What the task asks: Find the lines with the string "квартиру" and return them.

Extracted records
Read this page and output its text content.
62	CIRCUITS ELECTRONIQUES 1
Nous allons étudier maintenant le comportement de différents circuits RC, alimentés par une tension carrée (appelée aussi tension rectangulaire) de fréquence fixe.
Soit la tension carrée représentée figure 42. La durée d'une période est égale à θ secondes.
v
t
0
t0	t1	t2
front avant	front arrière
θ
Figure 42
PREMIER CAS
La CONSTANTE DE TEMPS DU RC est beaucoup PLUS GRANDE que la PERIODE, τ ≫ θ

--

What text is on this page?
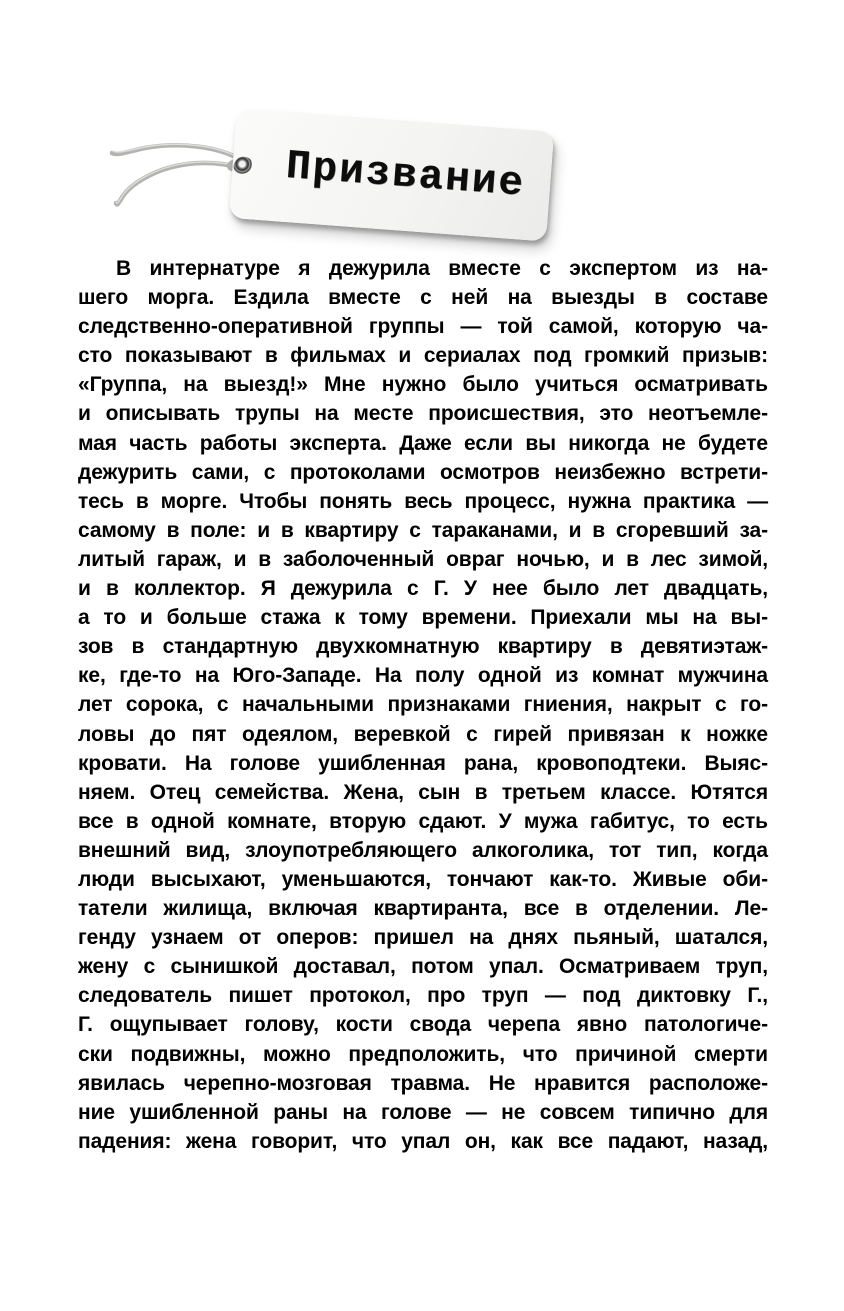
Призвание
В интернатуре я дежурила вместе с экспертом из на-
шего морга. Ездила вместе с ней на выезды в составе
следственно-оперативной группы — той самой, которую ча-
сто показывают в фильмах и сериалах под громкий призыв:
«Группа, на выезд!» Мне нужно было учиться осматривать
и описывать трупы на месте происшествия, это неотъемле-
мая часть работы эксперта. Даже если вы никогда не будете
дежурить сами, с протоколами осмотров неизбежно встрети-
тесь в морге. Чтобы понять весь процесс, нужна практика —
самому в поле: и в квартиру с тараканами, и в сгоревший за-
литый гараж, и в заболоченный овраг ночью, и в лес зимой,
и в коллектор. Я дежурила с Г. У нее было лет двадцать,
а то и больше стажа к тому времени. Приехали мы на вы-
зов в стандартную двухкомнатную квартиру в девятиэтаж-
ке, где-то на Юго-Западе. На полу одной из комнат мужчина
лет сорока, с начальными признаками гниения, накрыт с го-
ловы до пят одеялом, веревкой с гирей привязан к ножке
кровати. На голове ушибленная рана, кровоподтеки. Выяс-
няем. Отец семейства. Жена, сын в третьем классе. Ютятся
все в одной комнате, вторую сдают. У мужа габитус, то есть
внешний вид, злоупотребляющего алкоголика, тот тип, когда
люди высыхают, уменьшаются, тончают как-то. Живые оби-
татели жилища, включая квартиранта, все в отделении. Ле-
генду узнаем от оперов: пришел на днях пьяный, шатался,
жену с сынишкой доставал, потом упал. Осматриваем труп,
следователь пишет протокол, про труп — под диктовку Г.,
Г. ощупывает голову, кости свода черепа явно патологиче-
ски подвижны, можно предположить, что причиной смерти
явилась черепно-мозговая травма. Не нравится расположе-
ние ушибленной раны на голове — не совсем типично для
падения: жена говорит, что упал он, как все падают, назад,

Output of the task:
самому в поле: и в квартиру с тараканами, и в сгоревший за-
зов в стандартную двухкомнатную квартиру в девятиэтаж-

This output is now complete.